* SET PROBLEM *
Return the entries below verbatim. Pictures stay out.

* Extracted data entries *
□ □ □

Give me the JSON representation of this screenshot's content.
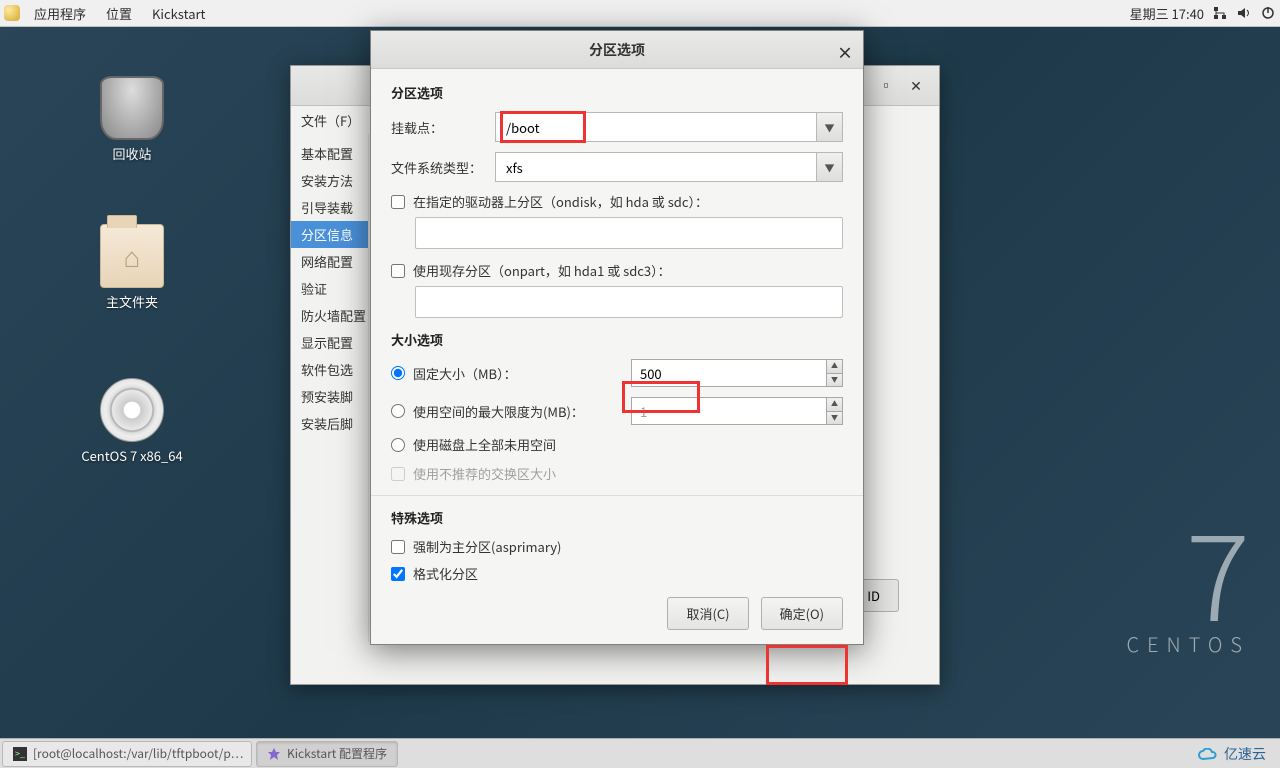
{
  "top_panel": {
    "apps": "应用程序",
    "places": "位置",
    "app_menu": "Kickstart",
    "clock": "星期三 17:40"
  },
  "desktop": {
    "trash": "回收站",
    "home": "主文件夹",
    "disc": "CentOS 7 x86_64"
  },
  "branding": {
    "seven": "7",
    "name": "CENTOS"
  },
  "bg_window": {
    "menu_file": "文件（F）",
    "sidebar": [
      "基本配置",
      "安装方法",
      "引导装载",
      "分区信息",
      "网络配置",
      "验证",
      "防火墙配置",
      "显示配置",
      "软件包选",
      "预安装脚",
      "安装后脚"
    ],
    "selected_index": 3,
    "foot_btn": "ID"
  },
  "dialog": {
    "title": "分区选项",
    "section_partition": "分区选项",
    "mount_label": "挂载点：",
    "mount_value": "/boot",
    "fs_label": "文件系统类型：",
    "fs_value": "xfs",
    "ondisk_label": "在指定的驱动器上分区（ondisk，如 hda 或 sdc）：",
    "onpart_label": "使用现存分区（onpart，如 hda1 或 sdc3）：",
    "section_size": "大小选项",
    "fixed_label": "固定大小（MB）：",
    "fixed_value": "500",
    "max_label": "使用空间的最大限度为(MB)：",
    "max_value": "1",
    "fill_label": "使用磁盘上全部未用空间",
    "swap_label": "使用不推荐的交换区大小",
    "section_special": "特殊选项",
    "asprimary_label": "强制为主分区(asprimary)",
    "format_label": "格式化分区",
    "cancel": "取消(C)",
    "ok": "确定(O)"
  },
  "taskbar": {
    "terminal": "[root@localhost:/var/lib/tftpboot/p…",
    "kickstart": "Kickstart 配置程序",
    "corner": "亿速云"
  }
}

□ □ □

* EXPECTED ANSWER *
Give me the JSON representation of this screenshot's content.
{
  "top_panel": {
    "apps": "应用程序",
    "places": "位置",
    "app_menu": "Kickstart",
    "clock": "星期三 17:40"
  },
  "desktop": {
    "trash": "回收站",
    "home": "主文件夹",
    "disc": "CentOS 7 x86_64"
  },
  "branding": {
    "seven": "7",
    "name": "CENTOS"
  },
  "bg_window": {
    "menu_file": "文件（F）",
    "sidebar": [
      "基本配置",
      "安装方法",
      "引导装载",
      "分区信息",
      "网络配置",
      "验证",
      "防火墙配置",
      "显示配置",
      "软件包选",
      "预安装脚",
      "安装后脚"
    ],
    "selected_index": 3,
    "foot_btn": "ID"
  },
  "dialog": {
    "title": "分区选项",
    "section_partition": "分区选项",
    "mount_label": "挂载点：",
    "mount_value": "/boot",
    "fs_label": "文件系统类型：",
    "fs_value": "xfs",
    "ondisk_label": "在指定的驱动器上分区（ondisk，如 hda 或 sdc）：",
    "onpart_label": "使用现存分区（onpart，如 hda1 或 sdc3）：",
    "section_size": "大小选项",
    "fixed_label": "固定大小（MB）：",
    "fixed_value": "500",
    "max_label": "使用空间的最大限度为(MB)：",
    "max_value": "1",
    "fill_label": "使用磁盘上全部未用空间",
    "swap_label": "使用不推荐的交换区大小",
    "section_special": "特殊选项",
    "asprimary_label": "强制为主分区(asprimary)",
    "format_label": "格式化分区",
    "cancel": "取消(C)",
    "ok": "确定(O)"
  },
  "taskbar": {
    "terminal": "[root@localhost:/var/lib/tftpboot/p…",
    "kickstart": "Kickstart 配置程序",
    "corner": "亿速云"
  }
}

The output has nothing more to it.